Part of a data file
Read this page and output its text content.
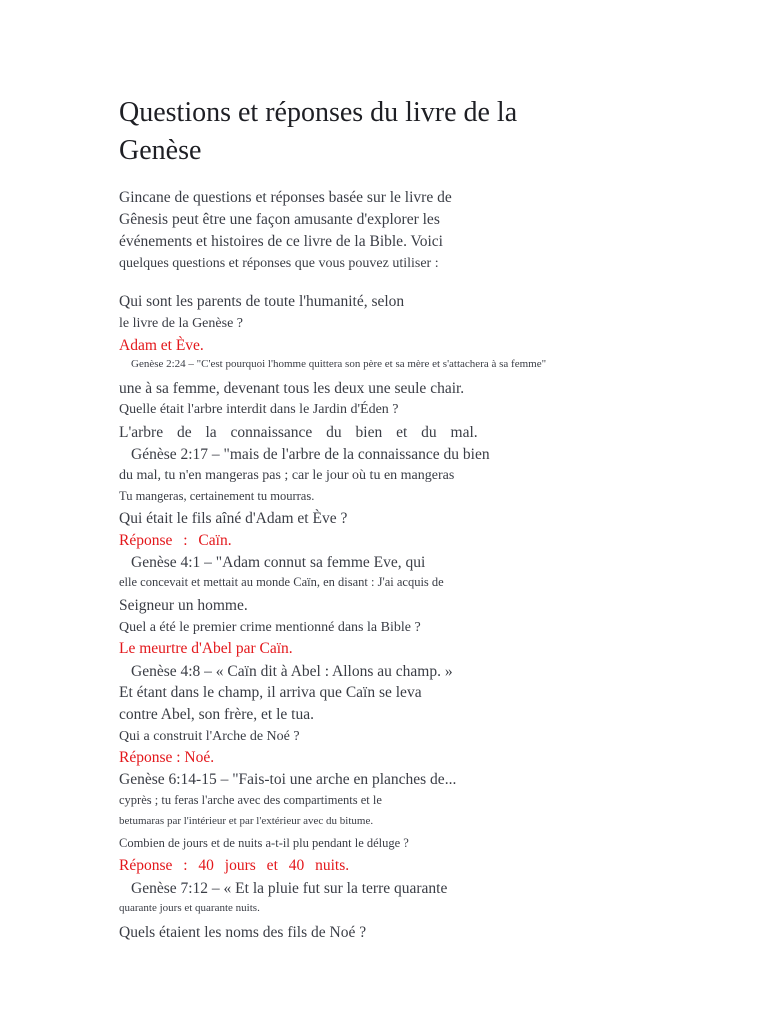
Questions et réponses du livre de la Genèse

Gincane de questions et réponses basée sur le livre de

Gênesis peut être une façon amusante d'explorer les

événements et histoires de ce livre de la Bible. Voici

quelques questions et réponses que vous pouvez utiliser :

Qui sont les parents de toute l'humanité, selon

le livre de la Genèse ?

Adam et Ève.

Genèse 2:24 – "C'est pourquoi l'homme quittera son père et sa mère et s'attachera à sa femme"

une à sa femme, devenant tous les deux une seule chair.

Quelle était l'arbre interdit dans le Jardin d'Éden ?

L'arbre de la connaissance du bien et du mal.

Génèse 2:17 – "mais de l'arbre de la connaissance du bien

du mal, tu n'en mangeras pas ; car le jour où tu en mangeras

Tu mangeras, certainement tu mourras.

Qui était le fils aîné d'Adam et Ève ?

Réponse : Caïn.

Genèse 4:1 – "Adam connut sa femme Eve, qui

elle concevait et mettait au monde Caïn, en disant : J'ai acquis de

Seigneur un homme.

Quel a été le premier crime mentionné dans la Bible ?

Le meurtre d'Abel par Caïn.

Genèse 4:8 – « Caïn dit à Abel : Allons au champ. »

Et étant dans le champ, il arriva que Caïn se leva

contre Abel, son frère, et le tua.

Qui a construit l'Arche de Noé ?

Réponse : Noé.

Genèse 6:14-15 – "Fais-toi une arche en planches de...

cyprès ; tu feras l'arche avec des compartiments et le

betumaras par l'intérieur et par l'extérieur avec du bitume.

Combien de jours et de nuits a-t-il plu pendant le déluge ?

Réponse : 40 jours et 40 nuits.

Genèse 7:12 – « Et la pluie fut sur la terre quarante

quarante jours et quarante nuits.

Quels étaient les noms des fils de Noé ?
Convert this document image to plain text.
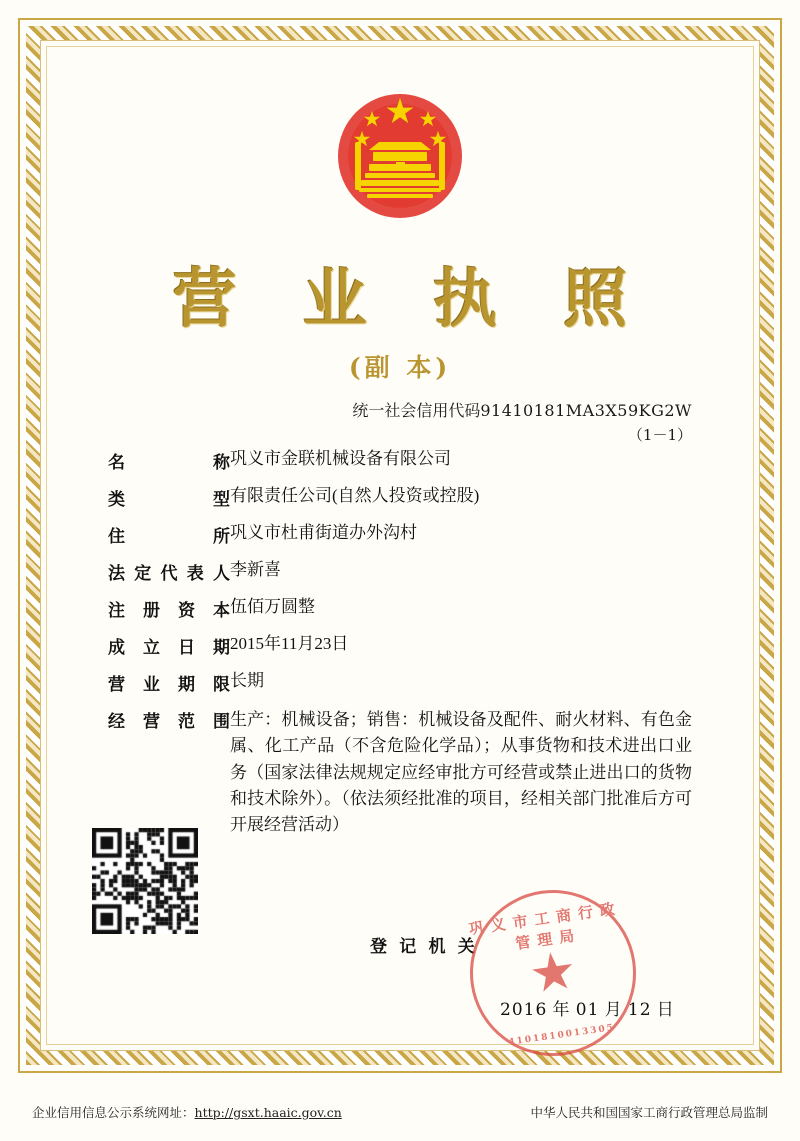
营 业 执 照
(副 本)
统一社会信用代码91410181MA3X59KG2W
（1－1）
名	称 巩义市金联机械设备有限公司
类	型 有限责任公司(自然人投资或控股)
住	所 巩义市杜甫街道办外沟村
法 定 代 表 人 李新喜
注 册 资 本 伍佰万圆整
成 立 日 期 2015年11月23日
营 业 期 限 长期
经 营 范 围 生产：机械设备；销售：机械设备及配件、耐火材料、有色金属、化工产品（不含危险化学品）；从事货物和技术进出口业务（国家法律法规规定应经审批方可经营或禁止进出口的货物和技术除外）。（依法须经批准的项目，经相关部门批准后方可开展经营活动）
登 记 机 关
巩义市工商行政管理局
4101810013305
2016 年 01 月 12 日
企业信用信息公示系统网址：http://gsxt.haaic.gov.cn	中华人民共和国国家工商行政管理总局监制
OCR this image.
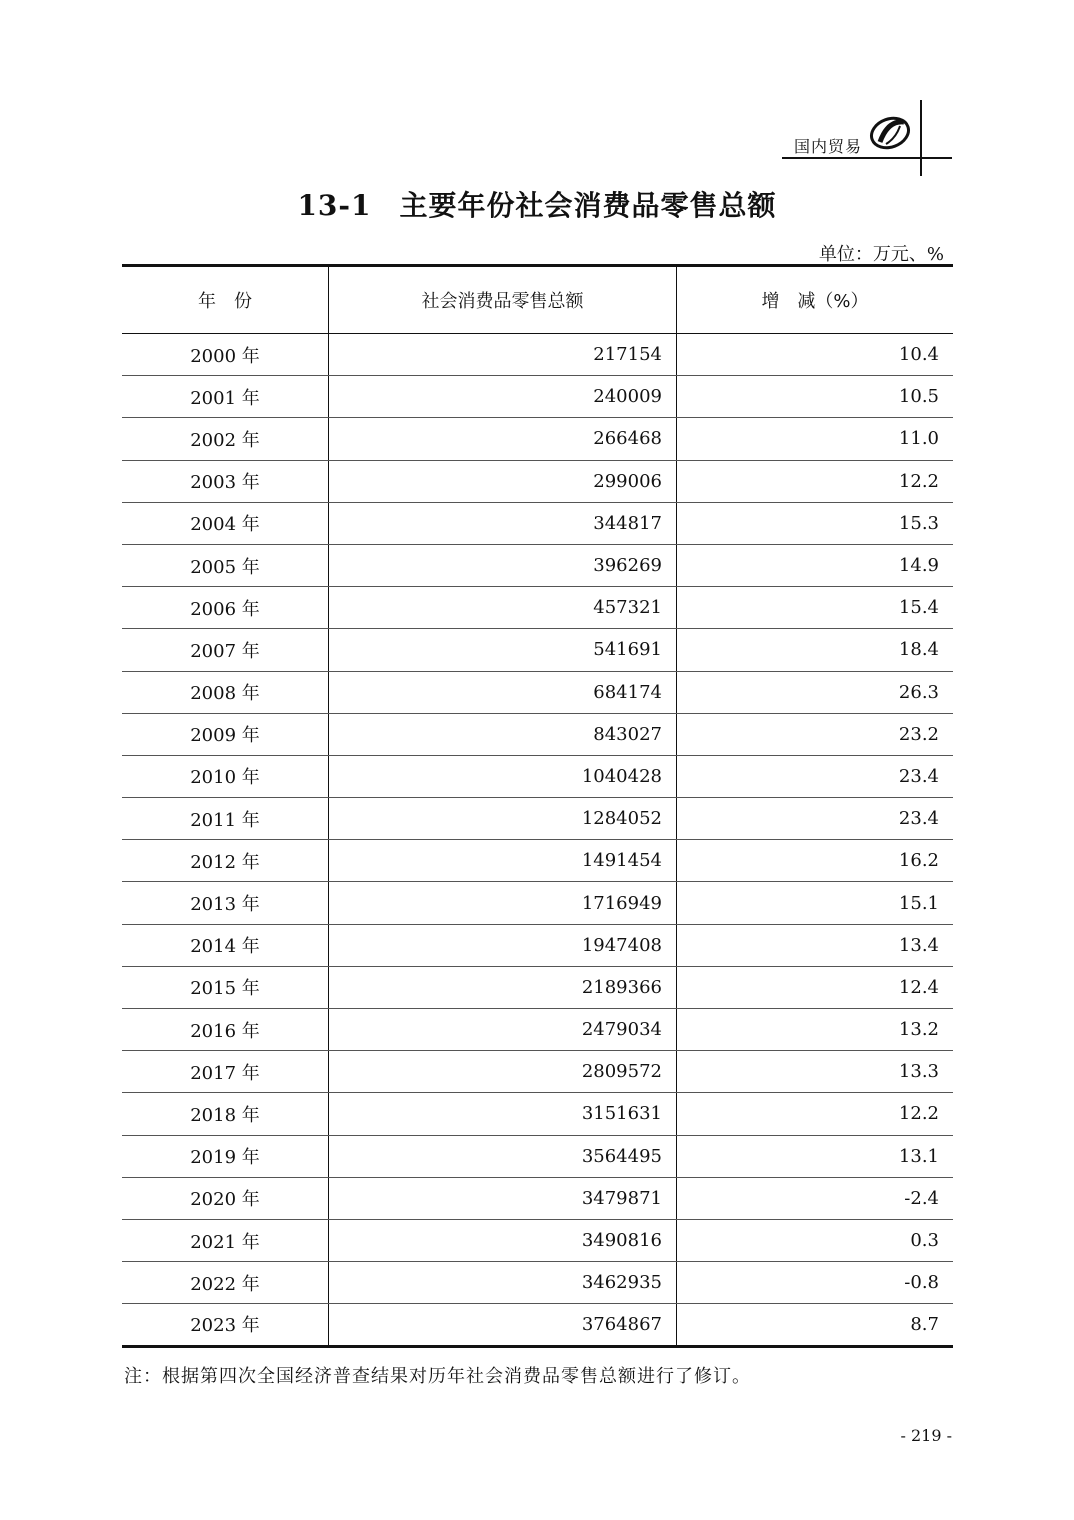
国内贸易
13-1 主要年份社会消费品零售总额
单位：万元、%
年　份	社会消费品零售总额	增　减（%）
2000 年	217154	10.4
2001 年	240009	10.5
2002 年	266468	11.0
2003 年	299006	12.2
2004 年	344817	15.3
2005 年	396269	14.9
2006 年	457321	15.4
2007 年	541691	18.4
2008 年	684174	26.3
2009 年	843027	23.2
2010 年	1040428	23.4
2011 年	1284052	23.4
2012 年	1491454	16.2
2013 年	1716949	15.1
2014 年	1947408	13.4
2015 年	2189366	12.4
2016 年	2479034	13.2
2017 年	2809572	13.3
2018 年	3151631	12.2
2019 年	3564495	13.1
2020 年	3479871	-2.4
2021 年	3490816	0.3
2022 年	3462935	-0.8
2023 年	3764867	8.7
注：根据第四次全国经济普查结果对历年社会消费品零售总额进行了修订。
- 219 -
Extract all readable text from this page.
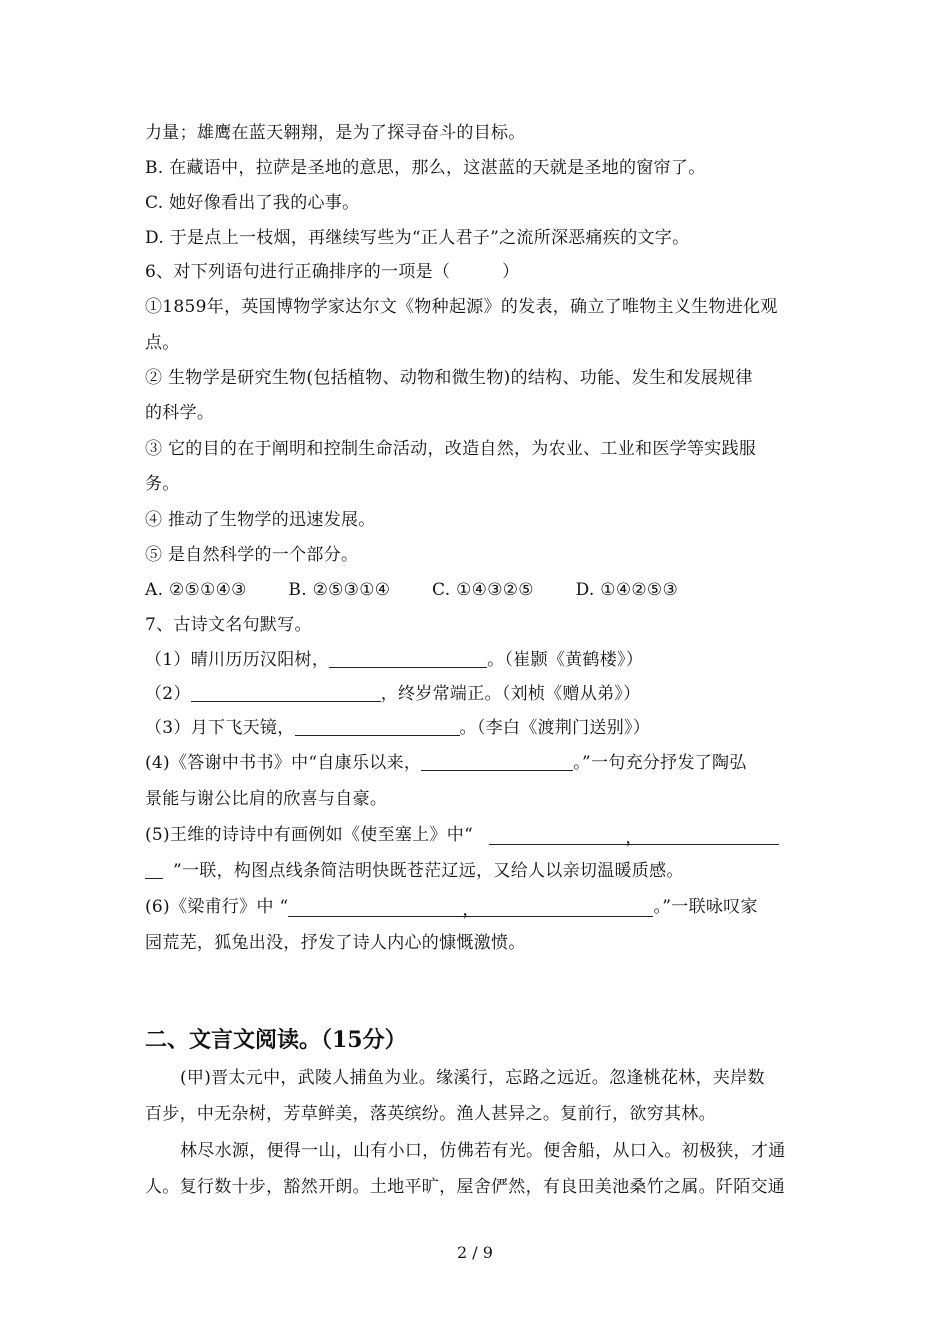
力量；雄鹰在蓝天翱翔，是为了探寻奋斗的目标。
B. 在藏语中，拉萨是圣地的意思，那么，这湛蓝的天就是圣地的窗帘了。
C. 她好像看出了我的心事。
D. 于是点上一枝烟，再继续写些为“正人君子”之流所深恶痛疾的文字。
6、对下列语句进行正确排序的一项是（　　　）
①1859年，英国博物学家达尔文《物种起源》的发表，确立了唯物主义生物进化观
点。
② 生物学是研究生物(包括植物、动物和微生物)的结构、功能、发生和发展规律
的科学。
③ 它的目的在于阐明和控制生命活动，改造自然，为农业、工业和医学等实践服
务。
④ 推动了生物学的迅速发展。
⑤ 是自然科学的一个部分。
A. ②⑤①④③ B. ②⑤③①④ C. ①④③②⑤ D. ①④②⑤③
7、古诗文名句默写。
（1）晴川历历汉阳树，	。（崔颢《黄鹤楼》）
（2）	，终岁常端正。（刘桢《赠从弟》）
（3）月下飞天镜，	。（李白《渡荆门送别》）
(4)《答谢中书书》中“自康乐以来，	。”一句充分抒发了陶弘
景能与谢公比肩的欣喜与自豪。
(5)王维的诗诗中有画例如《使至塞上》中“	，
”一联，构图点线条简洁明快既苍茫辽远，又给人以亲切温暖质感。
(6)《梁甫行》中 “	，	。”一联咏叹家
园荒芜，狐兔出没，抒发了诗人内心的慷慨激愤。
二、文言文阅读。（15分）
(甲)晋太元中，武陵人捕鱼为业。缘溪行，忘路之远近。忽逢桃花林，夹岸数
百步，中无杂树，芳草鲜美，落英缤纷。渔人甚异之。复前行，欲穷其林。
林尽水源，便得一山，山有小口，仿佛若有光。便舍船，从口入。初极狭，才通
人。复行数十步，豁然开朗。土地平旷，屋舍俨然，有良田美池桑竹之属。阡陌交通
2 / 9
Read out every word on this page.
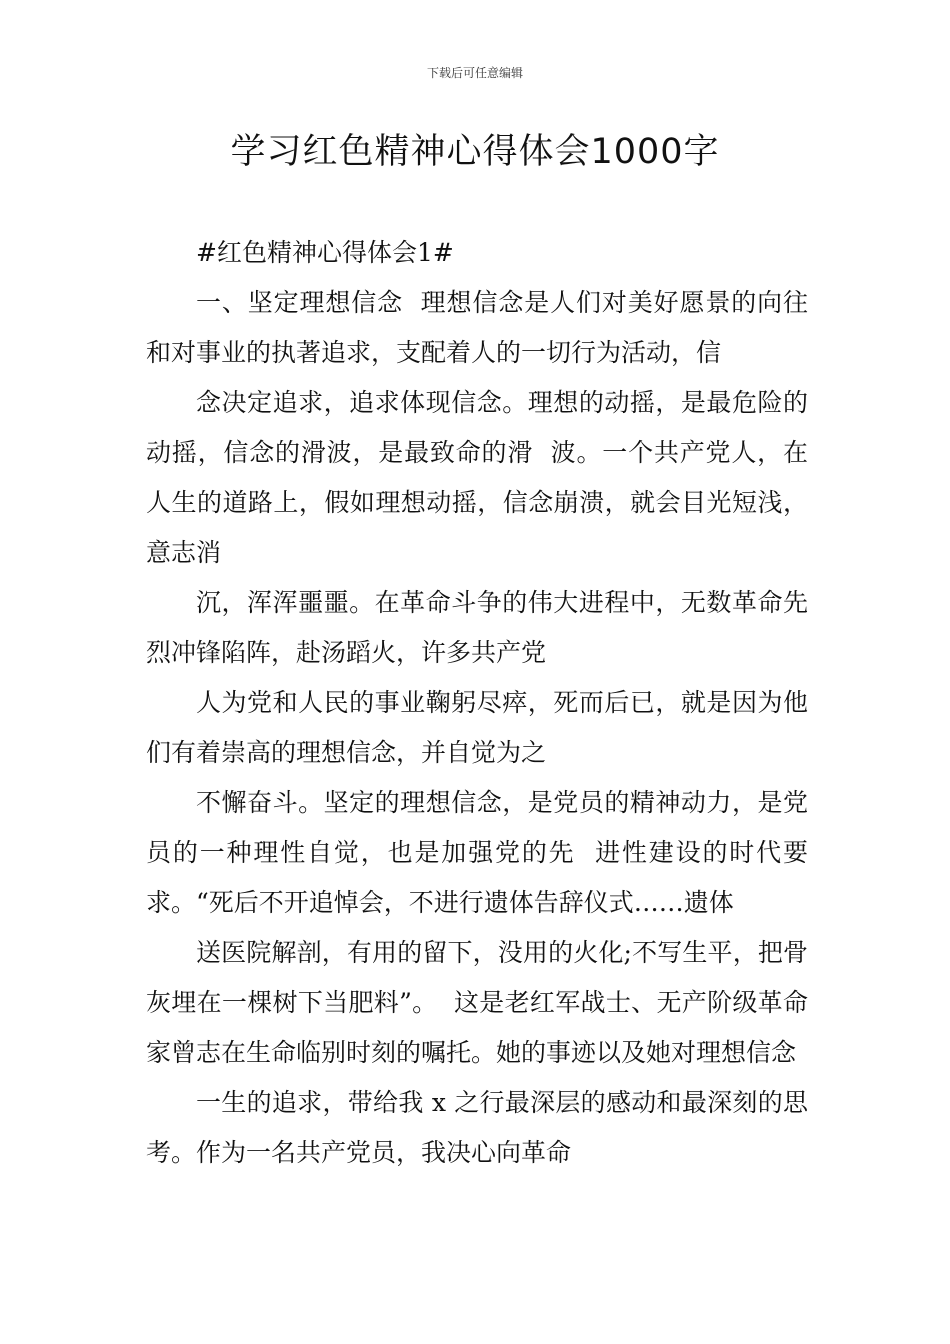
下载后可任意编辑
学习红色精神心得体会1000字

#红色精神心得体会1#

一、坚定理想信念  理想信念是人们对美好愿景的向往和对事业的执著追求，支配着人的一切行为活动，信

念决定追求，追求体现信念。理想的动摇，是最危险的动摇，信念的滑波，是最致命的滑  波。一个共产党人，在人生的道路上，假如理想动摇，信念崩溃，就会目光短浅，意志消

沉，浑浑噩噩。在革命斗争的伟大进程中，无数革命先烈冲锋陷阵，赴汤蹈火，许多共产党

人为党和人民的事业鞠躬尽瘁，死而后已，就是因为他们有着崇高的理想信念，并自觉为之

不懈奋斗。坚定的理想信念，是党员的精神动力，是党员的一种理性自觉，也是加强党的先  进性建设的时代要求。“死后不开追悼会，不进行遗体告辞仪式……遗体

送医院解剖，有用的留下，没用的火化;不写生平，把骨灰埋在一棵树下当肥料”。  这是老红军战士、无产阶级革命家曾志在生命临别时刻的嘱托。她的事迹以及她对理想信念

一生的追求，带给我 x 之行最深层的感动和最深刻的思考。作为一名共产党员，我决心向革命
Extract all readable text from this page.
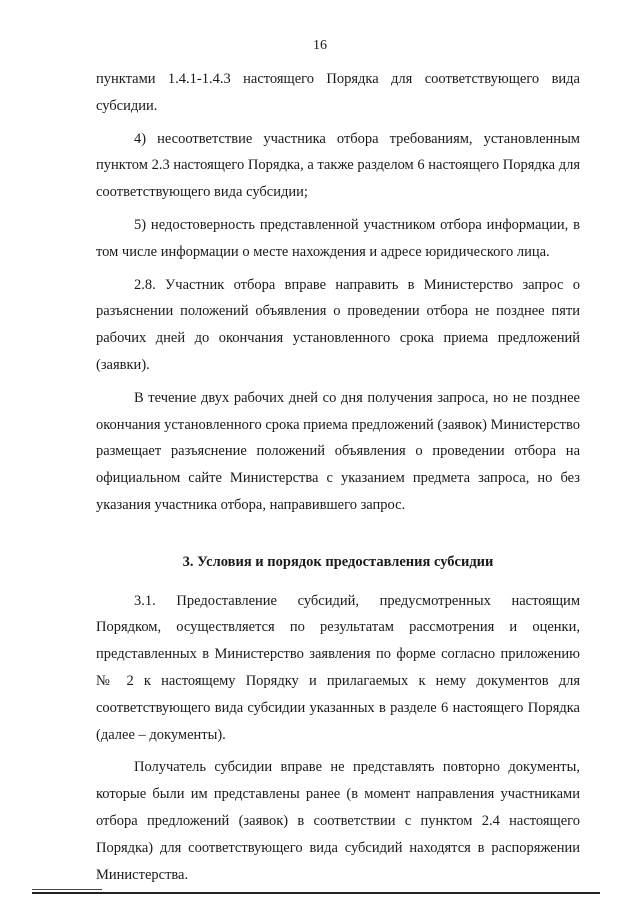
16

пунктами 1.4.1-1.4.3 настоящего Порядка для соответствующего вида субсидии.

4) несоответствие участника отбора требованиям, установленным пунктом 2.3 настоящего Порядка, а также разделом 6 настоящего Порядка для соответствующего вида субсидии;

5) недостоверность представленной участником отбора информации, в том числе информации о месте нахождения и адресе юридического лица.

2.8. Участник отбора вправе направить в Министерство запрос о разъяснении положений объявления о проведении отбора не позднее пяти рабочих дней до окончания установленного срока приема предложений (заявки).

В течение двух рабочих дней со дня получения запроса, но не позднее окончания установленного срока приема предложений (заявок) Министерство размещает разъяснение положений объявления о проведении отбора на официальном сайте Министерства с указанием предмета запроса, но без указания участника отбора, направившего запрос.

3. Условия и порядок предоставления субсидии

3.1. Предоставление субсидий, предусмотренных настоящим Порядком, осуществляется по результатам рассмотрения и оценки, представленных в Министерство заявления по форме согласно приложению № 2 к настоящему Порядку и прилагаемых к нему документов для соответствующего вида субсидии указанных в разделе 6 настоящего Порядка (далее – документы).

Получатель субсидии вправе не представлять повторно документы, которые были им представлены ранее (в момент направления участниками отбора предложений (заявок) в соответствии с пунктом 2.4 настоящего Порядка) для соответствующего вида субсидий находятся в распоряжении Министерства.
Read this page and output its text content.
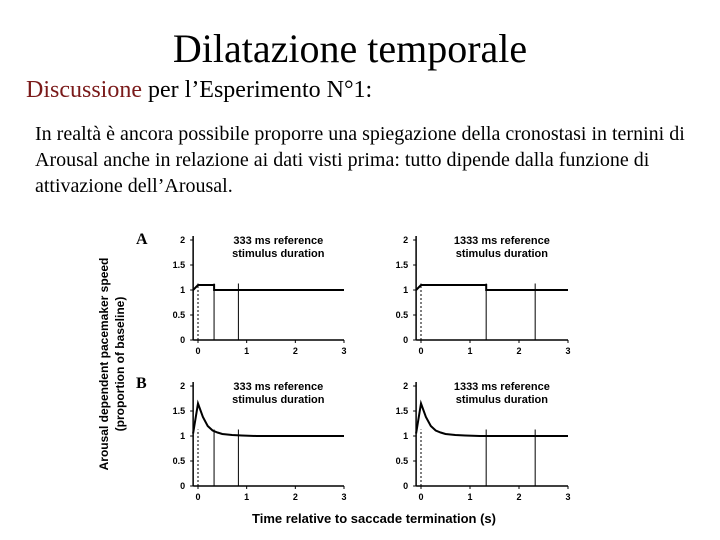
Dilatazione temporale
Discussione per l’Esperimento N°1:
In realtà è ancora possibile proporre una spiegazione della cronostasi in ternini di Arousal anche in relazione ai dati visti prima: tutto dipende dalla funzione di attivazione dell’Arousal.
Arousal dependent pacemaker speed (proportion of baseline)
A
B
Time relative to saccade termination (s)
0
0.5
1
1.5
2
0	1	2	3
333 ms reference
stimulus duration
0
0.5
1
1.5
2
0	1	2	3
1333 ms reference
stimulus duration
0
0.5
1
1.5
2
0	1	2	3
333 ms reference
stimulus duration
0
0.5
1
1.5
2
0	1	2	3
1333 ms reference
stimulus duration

◆ **What the exercise asks**: From the data above, show each line that contains "mangeras".

◆ **Exercise response**:
du mal, tu n'en mangeras pas ; car le jour où tu en mangeras
Tu mangeras, certainement tu mourras.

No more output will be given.